┌──
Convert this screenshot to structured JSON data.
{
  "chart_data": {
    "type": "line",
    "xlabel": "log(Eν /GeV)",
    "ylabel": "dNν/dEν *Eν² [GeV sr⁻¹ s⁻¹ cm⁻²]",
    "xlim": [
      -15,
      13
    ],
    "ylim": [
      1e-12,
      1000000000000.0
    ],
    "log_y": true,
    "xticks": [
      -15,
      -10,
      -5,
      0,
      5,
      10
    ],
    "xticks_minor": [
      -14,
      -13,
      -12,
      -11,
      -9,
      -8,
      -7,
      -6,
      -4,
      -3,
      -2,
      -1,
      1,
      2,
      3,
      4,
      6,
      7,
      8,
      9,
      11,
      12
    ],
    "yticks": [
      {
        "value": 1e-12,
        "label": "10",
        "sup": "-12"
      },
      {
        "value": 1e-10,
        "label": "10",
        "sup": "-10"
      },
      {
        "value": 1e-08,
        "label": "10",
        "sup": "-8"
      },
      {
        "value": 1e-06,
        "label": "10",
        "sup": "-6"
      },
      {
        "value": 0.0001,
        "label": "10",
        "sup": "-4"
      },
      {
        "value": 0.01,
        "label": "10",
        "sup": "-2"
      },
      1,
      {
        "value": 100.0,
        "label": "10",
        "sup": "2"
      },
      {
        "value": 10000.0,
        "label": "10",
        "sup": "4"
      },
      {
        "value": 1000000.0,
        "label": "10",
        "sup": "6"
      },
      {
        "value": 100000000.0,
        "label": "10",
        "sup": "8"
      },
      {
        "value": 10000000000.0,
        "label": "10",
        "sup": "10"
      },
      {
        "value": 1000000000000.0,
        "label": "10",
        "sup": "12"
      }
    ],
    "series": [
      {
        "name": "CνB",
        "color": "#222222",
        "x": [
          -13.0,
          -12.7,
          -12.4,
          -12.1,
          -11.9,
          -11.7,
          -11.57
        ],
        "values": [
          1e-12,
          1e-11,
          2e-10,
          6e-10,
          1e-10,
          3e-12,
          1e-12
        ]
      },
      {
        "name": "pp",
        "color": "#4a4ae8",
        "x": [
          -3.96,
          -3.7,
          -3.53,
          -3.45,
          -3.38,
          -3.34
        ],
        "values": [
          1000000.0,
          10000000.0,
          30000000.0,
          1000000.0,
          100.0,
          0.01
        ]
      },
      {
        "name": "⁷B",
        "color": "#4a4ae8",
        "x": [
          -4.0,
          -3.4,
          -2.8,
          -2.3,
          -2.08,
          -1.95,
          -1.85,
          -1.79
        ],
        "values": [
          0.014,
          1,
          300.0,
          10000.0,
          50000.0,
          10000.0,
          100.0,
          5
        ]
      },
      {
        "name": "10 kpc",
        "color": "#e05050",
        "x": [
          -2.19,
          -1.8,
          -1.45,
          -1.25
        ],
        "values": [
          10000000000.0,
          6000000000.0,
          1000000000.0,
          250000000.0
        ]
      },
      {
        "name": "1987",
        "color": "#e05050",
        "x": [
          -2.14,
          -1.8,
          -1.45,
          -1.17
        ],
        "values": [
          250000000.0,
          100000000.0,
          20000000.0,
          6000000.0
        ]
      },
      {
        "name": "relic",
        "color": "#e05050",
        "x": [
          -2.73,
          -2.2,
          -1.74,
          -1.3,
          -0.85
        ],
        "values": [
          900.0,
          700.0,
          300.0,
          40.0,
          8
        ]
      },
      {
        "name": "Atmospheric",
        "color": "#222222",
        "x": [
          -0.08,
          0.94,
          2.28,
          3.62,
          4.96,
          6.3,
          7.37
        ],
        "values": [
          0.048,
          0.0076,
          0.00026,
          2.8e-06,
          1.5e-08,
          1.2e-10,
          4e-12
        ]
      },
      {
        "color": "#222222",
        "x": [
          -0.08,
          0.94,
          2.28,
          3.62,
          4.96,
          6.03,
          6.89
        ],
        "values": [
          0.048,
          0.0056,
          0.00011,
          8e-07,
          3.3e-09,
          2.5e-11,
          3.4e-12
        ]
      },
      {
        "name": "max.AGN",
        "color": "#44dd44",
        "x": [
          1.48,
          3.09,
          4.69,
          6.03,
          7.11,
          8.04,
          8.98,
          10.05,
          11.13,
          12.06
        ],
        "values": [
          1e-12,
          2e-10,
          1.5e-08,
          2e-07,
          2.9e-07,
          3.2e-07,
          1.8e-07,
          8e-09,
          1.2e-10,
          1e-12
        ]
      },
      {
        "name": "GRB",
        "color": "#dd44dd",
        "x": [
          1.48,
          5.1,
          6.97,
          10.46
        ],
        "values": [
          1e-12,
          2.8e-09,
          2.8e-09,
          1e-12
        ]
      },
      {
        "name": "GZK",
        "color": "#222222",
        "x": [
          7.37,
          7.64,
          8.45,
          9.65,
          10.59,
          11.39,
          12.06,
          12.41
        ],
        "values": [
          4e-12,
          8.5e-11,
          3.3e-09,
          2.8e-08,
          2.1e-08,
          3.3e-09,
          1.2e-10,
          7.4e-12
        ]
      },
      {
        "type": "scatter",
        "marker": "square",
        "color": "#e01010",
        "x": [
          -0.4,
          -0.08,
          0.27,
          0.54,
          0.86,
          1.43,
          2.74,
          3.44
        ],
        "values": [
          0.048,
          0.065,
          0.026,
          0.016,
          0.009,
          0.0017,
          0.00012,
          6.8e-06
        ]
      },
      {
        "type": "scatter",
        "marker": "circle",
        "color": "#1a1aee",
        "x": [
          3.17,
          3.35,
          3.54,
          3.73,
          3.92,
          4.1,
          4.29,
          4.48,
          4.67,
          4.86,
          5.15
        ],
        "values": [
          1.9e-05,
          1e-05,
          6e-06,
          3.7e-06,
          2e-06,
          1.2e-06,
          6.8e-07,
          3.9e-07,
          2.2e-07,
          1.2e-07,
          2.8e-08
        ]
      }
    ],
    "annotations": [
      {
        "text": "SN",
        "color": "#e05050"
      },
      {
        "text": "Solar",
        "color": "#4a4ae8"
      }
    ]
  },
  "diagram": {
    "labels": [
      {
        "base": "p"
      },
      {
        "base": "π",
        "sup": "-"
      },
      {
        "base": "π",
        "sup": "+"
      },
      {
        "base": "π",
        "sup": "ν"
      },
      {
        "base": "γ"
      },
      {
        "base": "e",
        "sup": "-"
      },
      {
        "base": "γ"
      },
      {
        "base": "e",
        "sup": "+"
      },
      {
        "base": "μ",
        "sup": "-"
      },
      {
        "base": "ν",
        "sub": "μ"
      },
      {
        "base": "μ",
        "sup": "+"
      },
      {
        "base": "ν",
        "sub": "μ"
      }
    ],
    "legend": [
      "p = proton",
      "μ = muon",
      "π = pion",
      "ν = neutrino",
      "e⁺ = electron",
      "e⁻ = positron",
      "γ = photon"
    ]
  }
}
└──
Instructions to follow — Print out the whole listing exactly as it appears.

Solution for this exercise —
Convert this screenshot to structured JSON data.
{
  "chart_data": {
    "type": "line",
    "xlabel": "log(Eν /GeV)",
    "ylabel": "dNν/dEν *Eν² [GeV sr⁻¹ s⁻¹ cm⁻²]",
    "xlim": [
      -15,
      13
    ],
    "ylim": [
      1e-12,
      1000000000000.0
    ],
    "log_y": true,
    "xticks": [
      -15,
      -10,
      -5,
      0,
      5,
      10
    ],
    "xticks_minor": [
      -14,
      -13,
      -12,
      -11,
      -9,
      -8,
      -7,
      -6,
      -4,
      -3,
      -2,
      -1,
      1,
      2,
      3,
      4,
      6,
      7,
      8,
      9,
      11,
      12
    ],
    "yticks": [
      {
        "value": 1e-12,
        "label": "10",
        "sup": "-12"
      },
      {
        "value": 1e-10,
        "label": "10",
        "sup": "-10"
      },
      {
        "value": 1e-08,
        "label": "10",
        "sup": "-8"
      },
      {
        "value": 1e-06,
        "label": "10",
        "sup": "-6"
      },
      {
        "value": 0.0001,
        "label": "10",
        "sup": "-4"
      },
      {
        "value": 0.01,
        "label": "10",
        "sup": "-2"
      },
      1,
      {
        "value": 100.0,
        "label": "10",
        "sup": "2"
      },
      {
        "value": 10000.0,
        "label": "10",
        "sup": "4"
      },
      {
        "value": 1000000.0,
        "label": "10",
        "sup": "6"
      },
      {
        "value": 100000000.0,
        "label": "10",
        "sup": "8"
      },
      {
        "value": 10000000000.0,
        "label": "10",
        "sup": "10"
      },
      {
        "value": 1000000000000.0,
        "label": "10",
        "sup": "12"
      }
    ],
    "series": [
      {
        "name": "CνB",
        "color": "#222222",
        "x": [
          -13.0,
          -12.7,
          -12.4,
          -12.1,
          -11.9,
          -11.7,
          -11.57
        ],
        "values": [
          1e-12,
          1e-11,
          2e-10,
          6e-10,
          1e-10,
          3e-12,
          1e-12
        ]
      },
      {
        "name": "pp",
        "color": "#4a4ae8",
        "x": [
          -3.96,
          -3.7,
          -3.53,
          -3.45,
          -3.38,
          -3.34
        ],
        "values": [
          1000000.0,
          10000000.0,
          30000000.0,
          1000000.0,
          100.0,
          0.01
        ]
      },
      {
        "name": "⁷B",
        "color": "#4a4ae8",
        "x": [
          -4.0,
          -3.4,
          -2.8,
          -2.3,
          -2.08,
          -1.95,
          -1.85,
          -1.79
        ],
        "values": [
          0.014,
          1,
          300.0,
          10000.0,
          50000.0,
          10000.0,
          100.0,
          5
        ]
      },
      {
        "name": "10 kpc",
        "color": "#e05050",
        "x": [
          -2.19,
          -1.8,
          -1.45,
          -1.25
        ],
        "values": [
          10000000000.0,
          6000000000.0,
          1000000000.0,
          250000000.0
        ]
      },
      {
        "name": "1987",
        "color": "#e05050",
        "x": [
          -2.14,
          -1.8,
          -1.45,
          -1.17
        ],
        "values": [
          250000000.0,
          100000000.0,
          20000000.0,
          6000000.0
        ]
      },
      {
        "name": "relic",
        "color": "#e05050",
        "x": [
          -2.73,
          -2.2,
          -1.74,
          -1.3,
          -0.85
        ],
        "values": [
          900.0,
          700.0,
          300.0,
          40.0,
          8
        ]
      },
      {
        "name": "Atmospheric",
        "color": "#222222",
        "x": [
          -0.08,
          0.94,
          2.28,
          3.62,
          4.96,
          6.3,
          7.37
        ],
        "values": [
          0.048,
          0.0076,
          0.00026,
          2.8e-06,
          1.5e-08,
          1.2e-10,
          4e-12
        ]
      },
      {
        "color": "#222222",
        "x": [
          -0.08,
          0.94,
          2.28,
          3.62,
          4.96,
          6.03,
          6.89
        ],
        "values": [
          0.048,
          0.0056,
          0.00011,
          8e-07,
          3.3e-09,
          2.5e-11,
          3.4e-12
        ]
      },
      {
        "name": "max.AGN",
        "color": "#44dd44",
        "x": [
          1.48,
          3.09,
          4.69,
          6.03,
          7.11,
          8.04,
          8.98,
          10.05,
          11.13,
          12.06
        ],
        "values": [
          1e-12,
          2e-10,
          1.5e-08,
          2e-07,
          2.9e-07,
          3.2e-07,
          1.8e-07,
          8e-09,
          1.2e-10,
          1e-12
        ]
      },
      {
        "name": "GRB",
        "color": "#dd44dd",
        "x": [
          1.48,
          5.1,
          6.97,
          10.46
        ],
        "values": [
          1e-12,
          2.8e-09,
          2.8e-09,
          1e-12
        ]
      },
      {
        "name": "GZK",
        "color": "#222222",
        "x": [
          7.37,
          7.64,
          8.45,
          9.65,
          10.59,
          11.39,
          12.06,
          12.41
        ],
        "values": [
          4e-12,
          8.5e-11,
          3.3e-09,
          2.8e-08,
          2.1e-08,
          3.3e-09,
          1.2e-10,
          7.4e-12
        ]
      },
      {
        "type": "scatter",
        "marker": "square",
        "color": "#e01010",
        "x": [
          -0.4,
          -0.08,
          0.27,
          0.54,
          0.86,
          1.43,
          2.74,
          3.44
        ],
        "values": [
          0.048,
          0.065,
          0.026,
          0.016,
          0.009,
          0.0017,
          0.00012,
          6.8e-06
        ]
      },
      {
        "type": "scatter",
        "marker": "circle",
        "color": "#1a1aee",
        "x": [
          3.17,
          3.35,
          3.54,
          3.73,
          3.92,
          4.1,
          4.29,
          4.48,
          4.67,
          4.86,
          5.15
        ],
        "values": [
          1.9e-05,
          1e-05,
          6e-06,
          3.7e-06,
          2e-06,
          1.2e-06,
          6.8e-07,
          3.9e-07,
          2.2e-07,
          1.2e-07,
          2.8e-08
        ]
      }
    ],
    "annotations": [
      {
        "text": "SN",
        "color": "#e05050"
      },
      {
        "text": "Solar",
        "color": "#4a4ae8"
      }
    ]
  },
  "diagram": {
    "labels": [
      {
        "base": "p"
      },
      {
        "base": "π",
        "sup": "-"
      },
      {
        "base": "π",
        "sup": "+"
      },
      {
        "base": "π",
        "sup": "ν"
      },
      {
        "base": "γ"
      },
      {
        "base": "e",
        "sup": "-"
      },
      {
        "base": "γ"
      },
      {
        "base": "e",
        "sup": "+"
      },
      {
        "base": "μ",
        "sup": "-"
      },
      {
        "base": "ν",
        "sub": "μ"
      },
      {
        "base": "μ",
        "sup": "+"
      },
      {
        "base": "ν",
        "sub": "μ"
      }
    ],
    "legend": [
      "p = proton",
      "μ = muon",
      "π = pion",
      "ν = neutrino",
      "e⁺ = electron",
      "e⁻ = positron",
      "γ = photon"
    ]
  }
}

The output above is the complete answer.